/---
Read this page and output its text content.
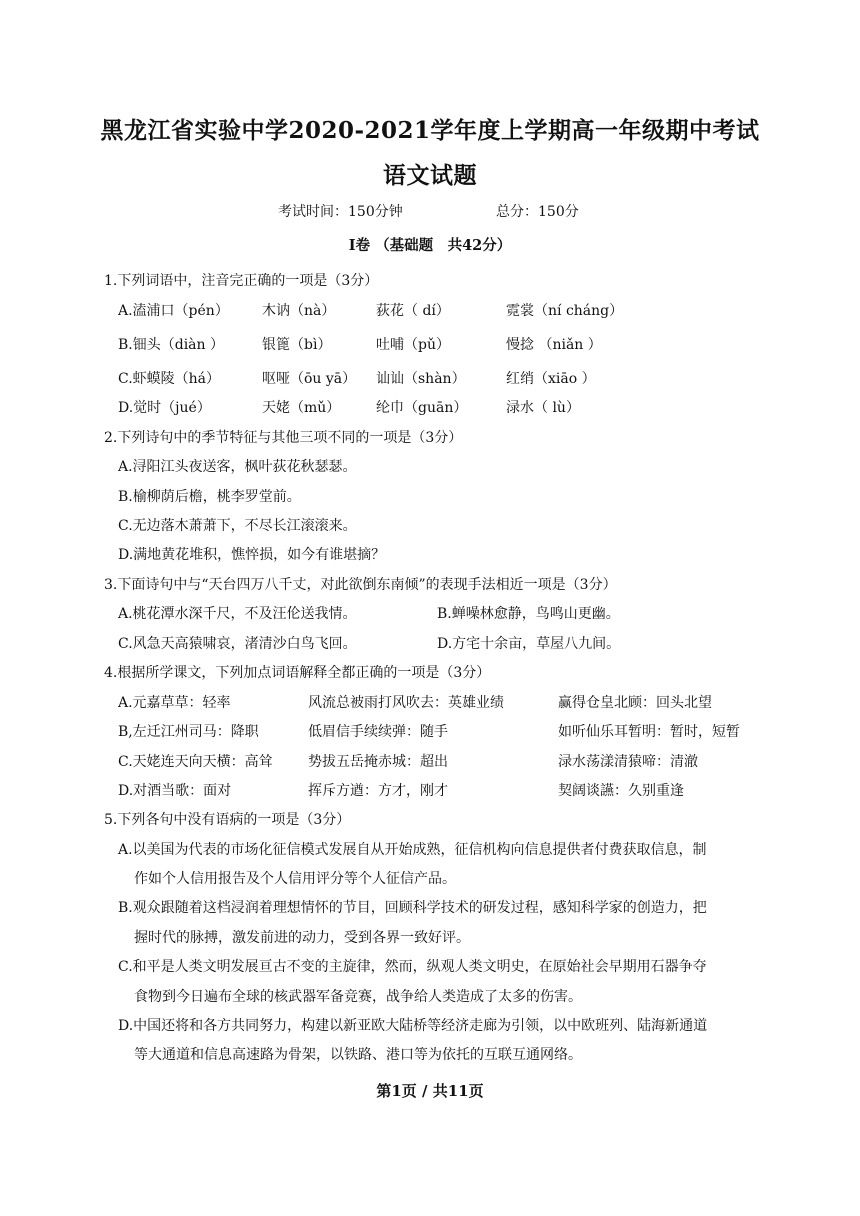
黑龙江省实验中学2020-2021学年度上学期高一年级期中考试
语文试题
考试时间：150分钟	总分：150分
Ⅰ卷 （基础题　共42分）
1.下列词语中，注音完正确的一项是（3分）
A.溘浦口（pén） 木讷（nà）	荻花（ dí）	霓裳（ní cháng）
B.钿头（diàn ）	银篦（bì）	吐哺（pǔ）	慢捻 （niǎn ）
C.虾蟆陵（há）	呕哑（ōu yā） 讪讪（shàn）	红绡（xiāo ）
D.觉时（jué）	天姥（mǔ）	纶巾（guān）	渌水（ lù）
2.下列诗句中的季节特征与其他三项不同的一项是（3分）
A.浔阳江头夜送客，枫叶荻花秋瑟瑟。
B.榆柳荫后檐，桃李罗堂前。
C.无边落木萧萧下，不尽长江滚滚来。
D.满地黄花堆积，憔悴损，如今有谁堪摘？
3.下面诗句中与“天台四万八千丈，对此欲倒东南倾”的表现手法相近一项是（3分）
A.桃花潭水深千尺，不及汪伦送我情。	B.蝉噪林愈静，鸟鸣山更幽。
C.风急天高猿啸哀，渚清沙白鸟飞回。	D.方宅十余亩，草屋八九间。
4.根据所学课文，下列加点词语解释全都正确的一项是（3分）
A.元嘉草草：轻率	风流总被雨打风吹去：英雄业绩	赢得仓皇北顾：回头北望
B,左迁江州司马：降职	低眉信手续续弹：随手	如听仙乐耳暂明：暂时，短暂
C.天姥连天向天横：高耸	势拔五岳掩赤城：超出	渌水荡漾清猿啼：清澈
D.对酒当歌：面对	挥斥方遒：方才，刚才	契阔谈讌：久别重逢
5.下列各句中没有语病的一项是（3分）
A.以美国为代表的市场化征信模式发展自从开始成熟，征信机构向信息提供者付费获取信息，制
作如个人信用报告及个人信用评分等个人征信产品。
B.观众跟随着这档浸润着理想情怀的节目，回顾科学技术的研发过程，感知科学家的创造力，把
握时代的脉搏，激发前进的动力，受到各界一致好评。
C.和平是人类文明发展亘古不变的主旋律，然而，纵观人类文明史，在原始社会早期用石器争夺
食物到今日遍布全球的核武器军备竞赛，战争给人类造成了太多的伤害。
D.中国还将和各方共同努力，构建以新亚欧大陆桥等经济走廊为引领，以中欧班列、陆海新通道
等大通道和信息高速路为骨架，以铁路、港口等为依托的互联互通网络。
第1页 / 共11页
\---
/---
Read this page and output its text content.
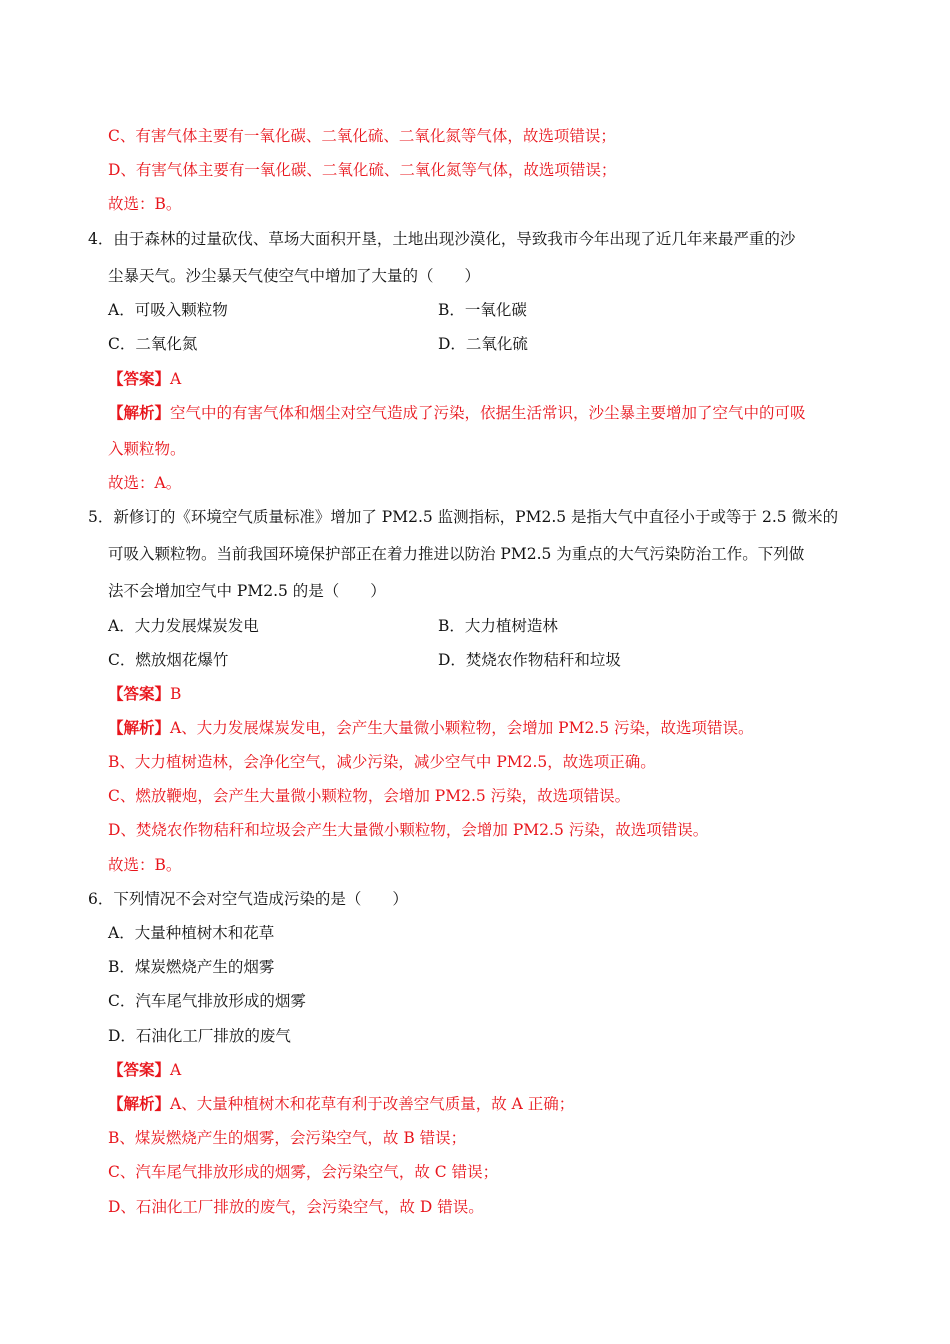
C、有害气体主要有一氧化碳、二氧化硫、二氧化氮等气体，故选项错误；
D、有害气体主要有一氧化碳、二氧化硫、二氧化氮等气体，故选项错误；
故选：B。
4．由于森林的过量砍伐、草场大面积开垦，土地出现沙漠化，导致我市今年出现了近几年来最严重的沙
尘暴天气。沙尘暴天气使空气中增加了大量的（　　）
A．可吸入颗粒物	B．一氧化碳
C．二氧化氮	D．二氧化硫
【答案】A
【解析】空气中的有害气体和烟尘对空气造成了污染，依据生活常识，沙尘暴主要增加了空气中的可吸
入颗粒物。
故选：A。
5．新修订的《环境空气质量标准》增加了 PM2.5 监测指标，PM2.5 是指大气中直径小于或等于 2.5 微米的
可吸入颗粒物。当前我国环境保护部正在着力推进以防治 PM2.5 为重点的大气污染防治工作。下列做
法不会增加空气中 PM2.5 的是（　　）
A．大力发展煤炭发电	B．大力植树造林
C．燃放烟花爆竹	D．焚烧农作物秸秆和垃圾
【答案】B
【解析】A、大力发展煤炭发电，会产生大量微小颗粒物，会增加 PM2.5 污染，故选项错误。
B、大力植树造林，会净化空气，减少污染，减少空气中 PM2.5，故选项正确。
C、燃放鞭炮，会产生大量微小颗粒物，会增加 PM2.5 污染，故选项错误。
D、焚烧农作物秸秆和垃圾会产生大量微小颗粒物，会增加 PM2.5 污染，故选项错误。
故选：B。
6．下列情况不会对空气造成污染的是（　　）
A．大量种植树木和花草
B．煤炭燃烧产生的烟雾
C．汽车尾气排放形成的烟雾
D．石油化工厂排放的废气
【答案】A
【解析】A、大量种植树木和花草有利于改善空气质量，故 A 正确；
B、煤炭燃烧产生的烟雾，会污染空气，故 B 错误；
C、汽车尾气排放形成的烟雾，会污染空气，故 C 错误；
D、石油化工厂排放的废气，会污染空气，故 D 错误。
\---
* Exercise brief: In the records above, find each line with the word "二氧化硫" and copy it.

* Exercise answer:
C、有害气体主要有一氧化碳、二氧化硫、二氧化氮等气体，故选项错误；
D、有害气体主要有一氧化碳、二氧化硫、二氧化氮等气体，故选项错误；
C．二氧化氮	D．二氧化硫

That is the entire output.